Reproduce the entries word for word, and omit any picture you find in them.

• **Supplied data**
#####

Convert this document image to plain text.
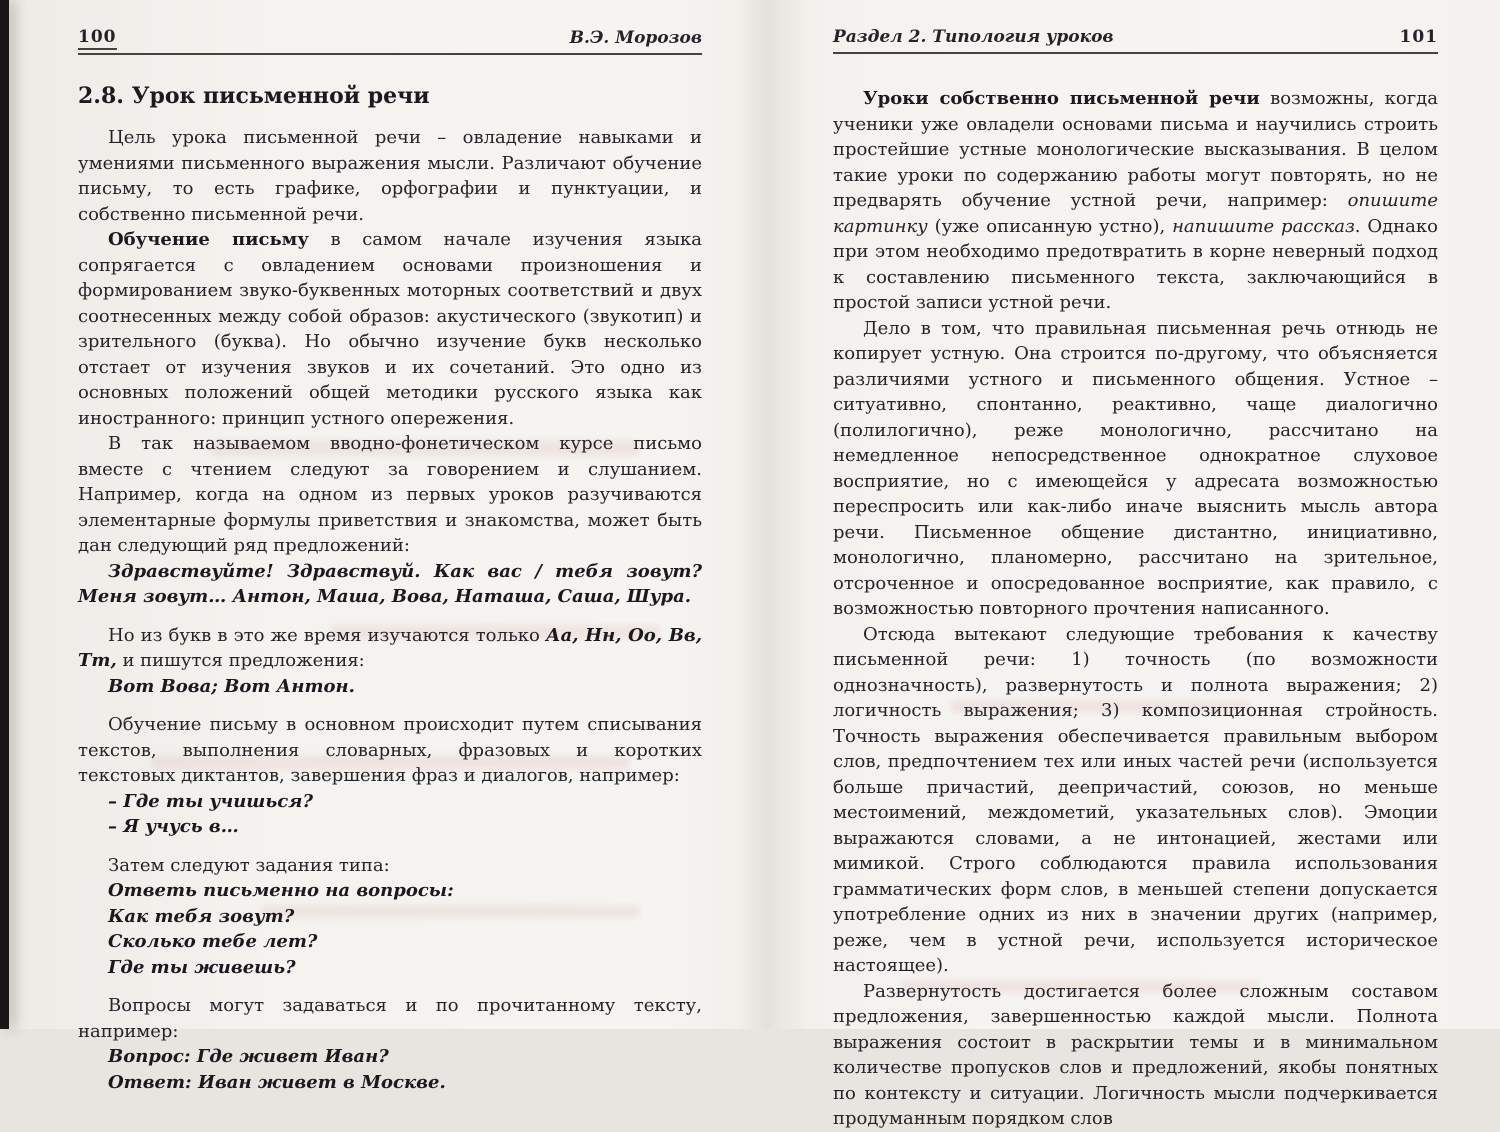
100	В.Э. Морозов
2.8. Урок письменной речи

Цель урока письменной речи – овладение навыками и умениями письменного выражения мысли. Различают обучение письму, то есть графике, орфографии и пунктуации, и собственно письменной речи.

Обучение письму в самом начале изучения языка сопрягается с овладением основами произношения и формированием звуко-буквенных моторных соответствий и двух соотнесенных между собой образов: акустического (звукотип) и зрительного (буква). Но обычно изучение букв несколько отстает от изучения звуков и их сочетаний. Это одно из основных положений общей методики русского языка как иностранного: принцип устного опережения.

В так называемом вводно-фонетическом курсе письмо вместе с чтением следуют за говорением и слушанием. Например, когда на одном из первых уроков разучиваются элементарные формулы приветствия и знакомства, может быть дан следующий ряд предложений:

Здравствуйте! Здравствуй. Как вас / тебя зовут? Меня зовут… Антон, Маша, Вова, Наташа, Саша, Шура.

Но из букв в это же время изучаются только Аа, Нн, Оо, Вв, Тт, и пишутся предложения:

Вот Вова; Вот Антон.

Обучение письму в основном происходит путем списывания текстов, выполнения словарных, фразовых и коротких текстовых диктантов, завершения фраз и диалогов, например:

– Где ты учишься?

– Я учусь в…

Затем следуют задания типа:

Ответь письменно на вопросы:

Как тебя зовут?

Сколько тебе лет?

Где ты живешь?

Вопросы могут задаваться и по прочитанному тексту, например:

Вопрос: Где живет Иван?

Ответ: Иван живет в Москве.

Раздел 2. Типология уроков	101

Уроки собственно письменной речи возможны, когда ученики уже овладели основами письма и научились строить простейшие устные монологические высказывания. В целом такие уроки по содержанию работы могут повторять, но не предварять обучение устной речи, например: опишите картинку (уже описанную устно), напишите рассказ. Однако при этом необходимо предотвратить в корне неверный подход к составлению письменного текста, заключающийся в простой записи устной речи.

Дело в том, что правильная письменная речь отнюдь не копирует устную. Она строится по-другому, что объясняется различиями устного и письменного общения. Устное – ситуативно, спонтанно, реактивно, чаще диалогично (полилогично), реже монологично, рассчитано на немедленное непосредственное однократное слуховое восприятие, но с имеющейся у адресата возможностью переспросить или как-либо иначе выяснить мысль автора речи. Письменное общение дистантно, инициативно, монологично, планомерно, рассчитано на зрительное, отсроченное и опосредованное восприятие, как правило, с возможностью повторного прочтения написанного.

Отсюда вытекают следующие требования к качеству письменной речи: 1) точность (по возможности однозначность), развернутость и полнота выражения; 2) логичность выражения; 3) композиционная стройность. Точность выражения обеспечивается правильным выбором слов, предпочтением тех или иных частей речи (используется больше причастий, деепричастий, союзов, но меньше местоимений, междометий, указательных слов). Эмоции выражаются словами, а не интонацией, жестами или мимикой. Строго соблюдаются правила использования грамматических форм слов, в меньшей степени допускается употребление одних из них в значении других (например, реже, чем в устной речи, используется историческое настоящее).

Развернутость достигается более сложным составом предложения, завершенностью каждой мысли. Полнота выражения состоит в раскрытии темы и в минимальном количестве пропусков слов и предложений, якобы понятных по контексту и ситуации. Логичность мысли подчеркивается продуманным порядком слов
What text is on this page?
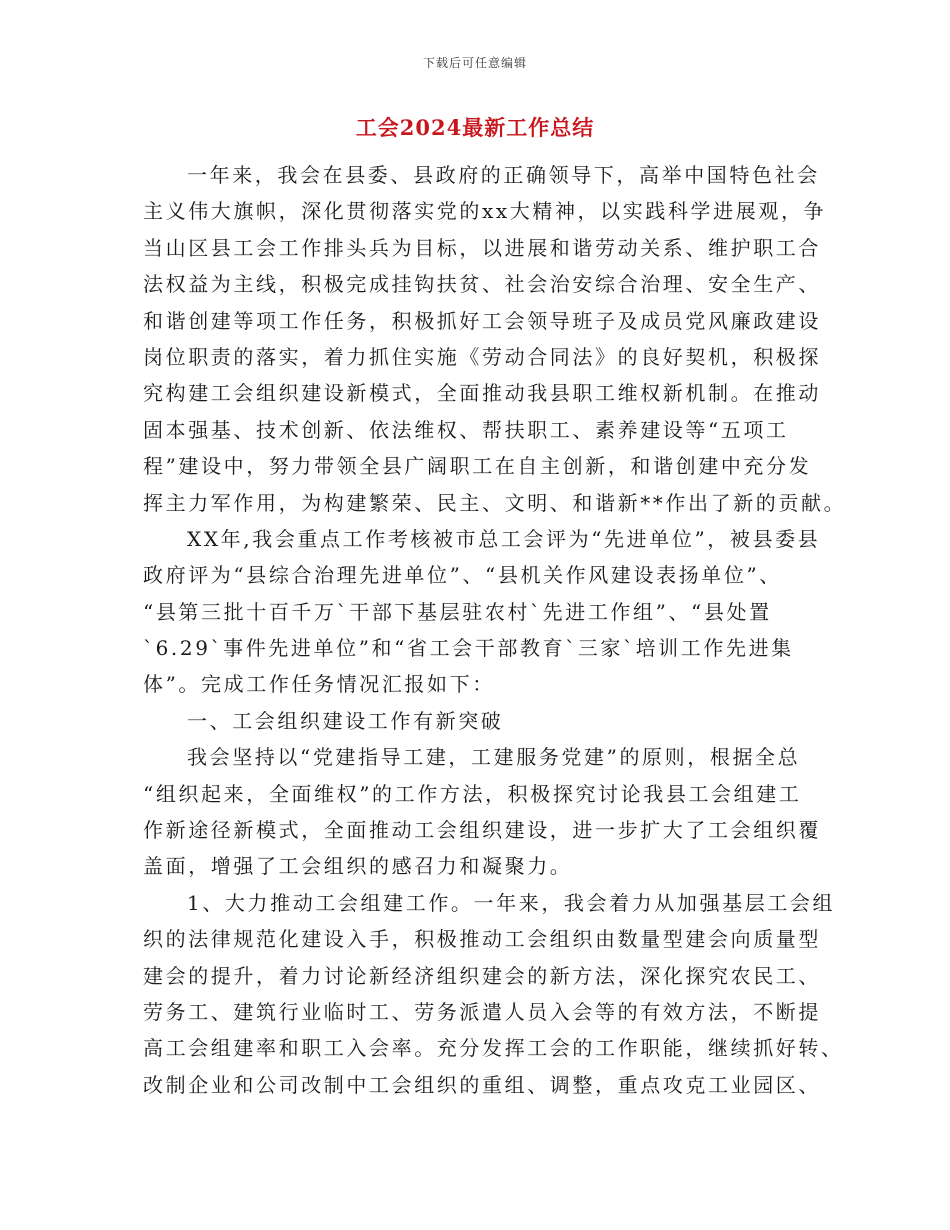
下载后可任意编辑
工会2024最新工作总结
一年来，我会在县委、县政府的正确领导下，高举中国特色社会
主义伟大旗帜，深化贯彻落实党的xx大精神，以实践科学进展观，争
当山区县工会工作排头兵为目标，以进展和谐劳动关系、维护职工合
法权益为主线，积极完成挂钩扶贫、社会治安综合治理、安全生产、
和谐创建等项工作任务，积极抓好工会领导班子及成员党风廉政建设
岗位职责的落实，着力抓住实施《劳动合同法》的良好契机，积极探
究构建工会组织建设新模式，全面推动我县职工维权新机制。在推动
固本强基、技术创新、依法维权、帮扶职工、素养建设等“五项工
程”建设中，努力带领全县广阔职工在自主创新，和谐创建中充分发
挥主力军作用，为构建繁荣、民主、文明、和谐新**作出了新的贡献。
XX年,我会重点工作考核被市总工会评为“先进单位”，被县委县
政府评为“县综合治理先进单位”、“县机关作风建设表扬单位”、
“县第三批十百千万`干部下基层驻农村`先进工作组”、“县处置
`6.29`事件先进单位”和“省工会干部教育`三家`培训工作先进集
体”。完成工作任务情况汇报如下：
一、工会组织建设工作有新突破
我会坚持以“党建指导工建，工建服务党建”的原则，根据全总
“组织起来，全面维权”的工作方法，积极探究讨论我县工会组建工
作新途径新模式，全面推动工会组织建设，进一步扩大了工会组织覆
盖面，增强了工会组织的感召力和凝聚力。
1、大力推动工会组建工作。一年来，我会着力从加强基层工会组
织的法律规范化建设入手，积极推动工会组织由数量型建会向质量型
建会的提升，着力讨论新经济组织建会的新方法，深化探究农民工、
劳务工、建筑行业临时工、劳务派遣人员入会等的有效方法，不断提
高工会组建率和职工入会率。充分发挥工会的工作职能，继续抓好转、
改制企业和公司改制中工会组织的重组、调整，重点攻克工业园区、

#####

• **Answer to the exercise**
Convert this document image to plain text.
100	В.Э. Морозов
2.8. Урок письменной речи

Цель урока письменной речи – овладение навыками и умениями письменного выражения мысли. Различают обучение письму, то есть графике, орфографии и пунктуации, и собственно письменной речи.

Обучение письму в самом начале изучения языка сопрягается с овладением основами произношения и формированием звуко-буквенных моторных соответствий и двух соотнесенных между собой образов: акустического (звукотип) и зрительного (буква). Но обычно изучение букв несколько отстает от изучения звуков и их сочетаний. Это одно из основных положений общей методики русского языка как иностранного: принцип устного опережения.

В так называемом вводно-фонетическом курсе письмо вместе с чтением следуют за говорением и слушанием. Например, когда на одном из первых уроков разучиваются элементарные формулы приветствия и знакомства, может быть дан следующий ряд предложений:

Здравствуйте! Здравствуй. Как вас / тебя зовут? Меня зовут… Антон, Маша, Вова, Наташа, Саша, Шура.

Но из букв в это же время изучаются только Аа, Нн, Оо, Вв, Тт, и пишутся предложения:

Вот Вова; Вот Антон.

Обучение письму в основном происходит путем списывания текстов, выполнения словарных, фразовых и коротких текстовых диктантов, завершения фраз и диалогов, например:

– Где ты учишься?

– Я учусь в…

Затем следуют задания типа:

Ответь письменно на вопросы:

Как тебя зовут?

Сколько тебе лет?

Где ты живешь?

Вопросы могут задаваться и по прочитанному тексту, например:

Вопрос: Где живет Иван?

Ответ: Иван живет в Москве.

Раздел 2. Типология уроков	101

Уроки собственно письменной речи возможны, когда ученики уже овладели основами письма и научились строить простейшие устные монологические высказывания. В целом такие уроки по содержанию работы могут повторять, но не предварять обучение устной речи, например: опишите картинку (уже описанную устно), напишите рассказ. Однако при этом необходимо предотвратить в корне неверный подход к составлению письменного текста, заключающийся в простой записи устной речи.

Дело в том, что правильная письменная речь отнюдь не копирует устную. Она строится по-другому, что объясняется различиями устного и письменного общения. Устное – ситуативно, спонтанно, реактивно, чаще диалогично (полилогично), реже монологично, рассчитано на немедленное непосредственное однократное слуховое восприятие, но с имеющейся у адресата возможностью переспросить или как-либо иначе выяснить мысль автора речи. Письменное общение дистантно, инициативно, монологично, планомерно, рассчитано на зрительное, отсроченное и опосредованное восприятие, как правило, с возможностью повторного прочтения написанного.

Отсюда вытекают следующие требования к качеству письменной речи: 1) точность (по возможности однозначность), развернутость и полнота выражения; 2) логичность выражения; 3) композиционная стройность. Точность выражения обеспечивается правильным выбором слов, предпочтением тех или иных частей речи (используется больше причастий, деепричастий, союзов, но меньше местоимений, междометий, указательных слов). Эмоции выражаются словами, а не интонацией, жестами или мимикой. Строго соблюдаются правила использования грамматических форм слов, в меньшей степени допускается употребление одних из них в значении других (например, реже, чем в устной речи, используется историческое настоящее).

Развернутость достигается более сложным составом предложения, завершенностью каждой мысли. Полнота выражения состоит в раскрытии темы и в минимальном количестве пропусков слов и предложений, якобы понятных по контексту и ситуации. Логичность мысли подчеркивается продуманным порядком слов
What text is on this page?
下载后可任意编辑
工会2024最新工作总结
一年来，我会在县委、县政府的正确领导下，高举中国特色社会
主义伟大旗帜，深化贯彻落实党的xx大精神，以实践科学进展观，争
当山区县工会工作排头兵为目标，以进展和谐劳动关系、维护职工合
法权益为主线，积极完成挂钩扶贫、社会治安综合治理、安全生产、
和谐创建等项工作任务，积极抓好工会领导班子及成员党风廉政建设
岗位职责的落实，着力抓住实施《劳动合同法》的良好契机，积极探
究构建工会组织建设新模式，全面推动我县职工维权新机制。在推动
固本强基、技术创新、依法维权、帮扶职工、素养建设等“五项工
程”建设中，努力带领全县广阔职工在自主创新，和谐创建中充分发
挥主力军作用，为构建繁荣、民主、文明、和谐新**作出了新的贡献。
XX年,我会重点工作考核被市总工会评为“先进单位”，被县委县
政府评为“县综合治理先进单位”、“县机关作风建设表扬单位”、
“县第三批十百千万`干部下基层驻农村`先进工作组”、“县处置
`6.29`事件先进单位”和“省工会干部教育`三家`培训工作先进集
体”。完成工作任务情况汇报如下：
一、工会组织建设工作有新突破
我会坚持以“党建指导工建，工建服务党建”的原则，根据全总
“组织起来，全面维权”的工作方法，积极探究讨论我县工会组建工
作新途径新模式，全面推动工会组织建设，进一步扩大了工会组织覆
盖面，增强了工会组织的感召力和凝聚力。
1、大力推动工会组建工作。一年来，我会着力从加强基层工会组
织的法律规范化建设入手，积极推动工会组织由数量型建会向质量型
建会的提升，着力讨论新经济组织建会的新方法，深化探究农民工、
劳务工、建筑行业临时工、劳务派遣人员入会等的有效方法，不断提
高工会组建率和职工入会率。充分发挥工会的工作职能，继续抓好转、
改制企业和公司改制中工会组织的重组、调整，重点攻克工业园区、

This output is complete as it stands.